PROBLEM REQUIREMENTS: Find the number of lines below in which the word "interacciones" appears, and write that number only.

-- start DATA LINES --

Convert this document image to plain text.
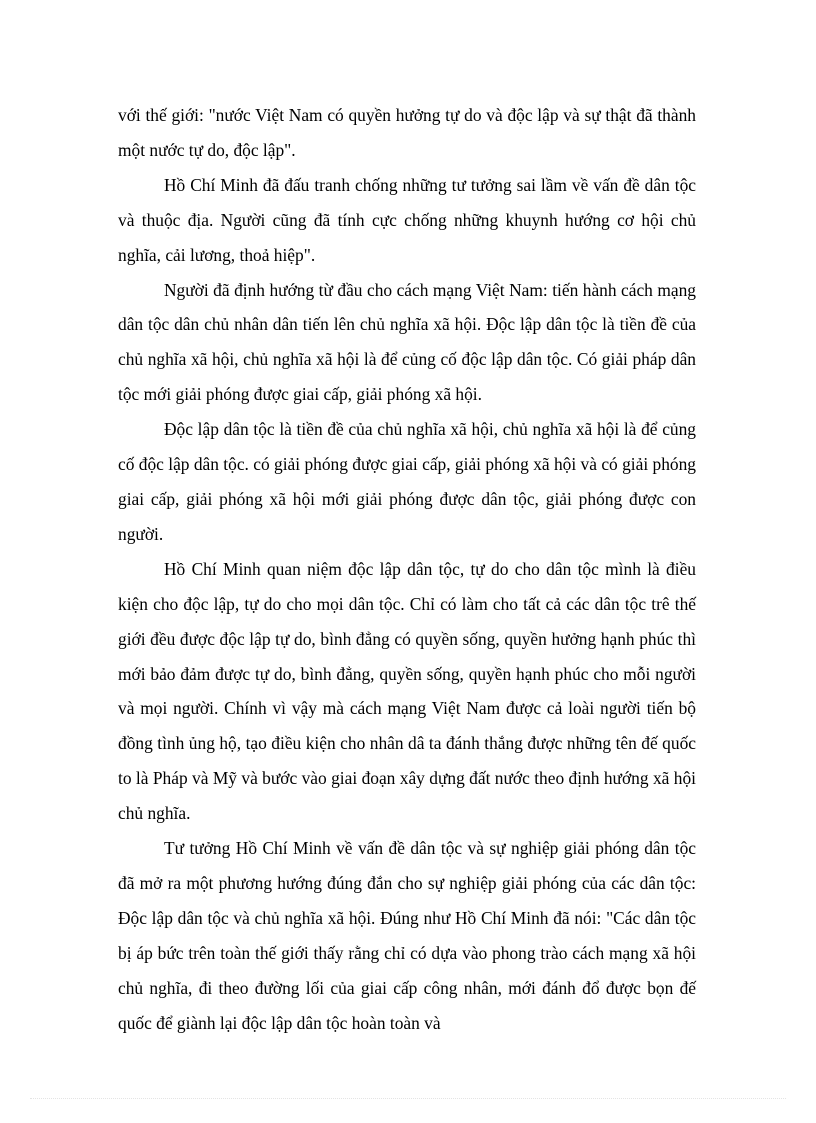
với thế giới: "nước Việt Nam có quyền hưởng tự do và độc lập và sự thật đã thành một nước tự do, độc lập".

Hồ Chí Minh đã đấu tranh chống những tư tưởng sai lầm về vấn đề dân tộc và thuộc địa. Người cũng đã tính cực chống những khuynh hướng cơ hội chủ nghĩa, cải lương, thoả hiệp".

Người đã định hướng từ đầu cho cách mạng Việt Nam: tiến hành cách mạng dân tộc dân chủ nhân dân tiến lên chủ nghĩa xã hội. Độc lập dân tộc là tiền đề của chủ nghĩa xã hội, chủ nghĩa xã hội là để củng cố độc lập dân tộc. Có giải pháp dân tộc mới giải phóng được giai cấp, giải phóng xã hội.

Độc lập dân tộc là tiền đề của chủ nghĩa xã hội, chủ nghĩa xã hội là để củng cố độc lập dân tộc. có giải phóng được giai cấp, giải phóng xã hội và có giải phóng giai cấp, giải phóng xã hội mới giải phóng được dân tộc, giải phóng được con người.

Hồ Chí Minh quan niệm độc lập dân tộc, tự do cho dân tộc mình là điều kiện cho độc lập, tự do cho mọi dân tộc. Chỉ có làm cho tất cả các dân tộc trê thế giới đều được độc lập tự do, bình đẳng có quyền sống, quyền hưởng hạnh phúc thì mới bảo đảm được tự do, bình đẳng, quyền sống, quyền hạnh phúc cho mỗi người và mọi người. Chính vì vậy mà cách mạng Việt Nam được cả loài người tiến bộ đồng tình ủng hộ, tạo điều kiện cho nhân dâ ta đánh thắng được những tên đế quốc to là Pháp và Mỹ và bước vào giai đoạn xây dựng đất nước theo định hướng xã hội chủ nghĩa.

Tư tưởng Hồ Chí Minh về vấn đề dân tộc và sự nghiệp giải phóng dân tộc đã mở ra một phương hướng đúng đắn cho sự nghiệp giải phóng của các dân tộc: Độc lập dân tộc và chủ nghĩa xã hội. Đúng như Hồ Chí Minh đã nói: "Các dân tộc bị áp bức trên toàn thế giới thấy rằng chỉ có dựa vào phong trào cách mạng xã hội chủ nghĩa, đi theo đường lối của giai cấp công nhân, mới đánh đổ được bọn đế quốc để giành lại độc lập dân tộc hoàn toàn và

-- end DATA LINES --
-- start DATA LINES --

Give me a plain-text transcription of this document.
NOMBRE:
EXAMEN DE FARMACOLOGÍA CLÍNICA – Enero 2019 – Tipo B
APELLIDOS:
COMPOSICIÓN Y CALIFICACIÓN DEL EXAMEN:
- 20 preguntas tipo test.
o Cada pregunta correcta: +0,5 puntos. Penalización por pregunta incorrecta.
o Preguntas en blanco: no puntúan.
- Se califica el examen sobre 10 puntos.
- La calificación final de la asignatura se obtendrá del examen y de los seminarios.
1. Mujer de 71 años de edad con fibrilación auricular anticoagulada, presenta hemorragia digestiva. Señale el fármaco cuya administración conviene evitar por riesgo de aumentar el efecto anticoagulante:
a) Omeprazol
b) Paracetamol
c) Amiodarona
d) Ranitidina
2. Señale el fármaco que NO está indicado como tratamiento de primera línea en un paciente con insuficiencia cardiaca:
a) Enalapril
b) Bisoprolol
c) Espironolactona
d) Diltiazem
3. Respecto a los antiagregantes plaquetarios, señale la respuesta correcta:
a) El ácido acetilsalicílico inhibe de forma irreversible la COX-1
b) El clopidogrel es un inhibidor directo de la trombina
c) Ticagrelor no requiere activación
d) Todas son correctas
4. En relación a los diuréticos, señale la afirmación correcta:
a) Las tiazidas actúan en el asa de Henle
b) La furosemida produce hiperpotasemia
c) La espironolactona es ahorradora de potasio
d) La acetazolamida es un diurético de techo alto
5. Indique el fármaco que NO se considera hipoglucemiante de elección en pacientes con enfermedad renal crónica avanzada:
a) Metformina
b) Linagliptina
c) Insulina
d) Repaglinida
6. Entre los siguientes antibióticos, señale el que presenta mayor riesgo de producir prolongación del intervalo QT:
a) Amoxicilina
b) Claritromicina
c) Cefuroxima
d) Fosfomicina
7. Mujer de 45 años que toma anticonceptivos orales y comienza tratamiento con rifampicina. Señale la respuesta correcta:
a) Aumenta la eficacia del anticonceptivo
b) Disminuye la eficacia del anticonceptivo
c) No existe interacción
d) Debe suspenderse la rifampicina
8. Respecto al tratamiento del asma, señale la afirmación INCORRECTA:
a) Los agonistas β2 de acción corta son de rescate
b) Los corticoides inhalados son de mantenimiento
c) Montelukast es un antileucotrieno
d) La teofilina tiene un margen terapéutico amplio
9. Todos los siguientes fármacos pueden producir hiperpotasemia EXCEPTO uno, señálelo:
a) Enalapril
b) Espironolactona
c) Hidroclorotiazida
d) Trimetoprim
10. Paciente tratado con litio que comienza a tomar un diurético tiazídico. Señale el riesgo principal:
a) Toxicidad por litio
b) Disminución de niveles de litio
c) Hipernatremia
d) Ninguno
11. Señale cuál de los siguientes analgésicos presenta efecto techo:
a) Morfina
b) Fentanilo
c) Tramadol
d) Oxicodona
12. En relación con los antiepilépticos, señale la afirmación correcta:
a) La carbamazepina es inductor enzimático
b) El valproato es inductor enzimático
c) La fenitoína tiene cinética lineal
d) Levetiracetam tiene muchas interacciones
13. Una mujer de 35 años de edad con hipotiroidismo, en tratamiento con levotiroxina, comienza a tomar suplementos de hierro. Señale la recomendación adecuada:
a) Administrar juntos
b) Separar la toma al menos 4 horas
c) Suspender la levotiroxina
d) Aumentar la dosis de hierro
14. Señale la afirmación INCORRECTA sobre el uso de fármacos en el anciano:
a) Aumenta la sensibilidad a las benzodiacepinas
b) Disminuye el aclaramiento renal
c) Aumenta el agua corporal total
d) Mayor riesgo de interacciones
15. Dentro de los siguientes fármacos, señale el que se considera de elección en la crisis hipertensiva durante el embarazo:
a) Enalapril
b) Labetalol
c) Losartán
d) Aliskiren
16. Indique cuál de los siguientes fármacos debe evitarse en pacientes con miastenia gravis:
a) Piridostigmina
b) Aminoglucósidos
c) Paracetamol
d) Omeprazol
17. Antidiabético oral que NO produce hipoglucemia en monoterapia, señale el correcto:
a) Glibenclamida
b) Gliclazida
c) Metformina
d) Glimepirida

-- end DATA LINES --

RESULT OF THIS TASK: 2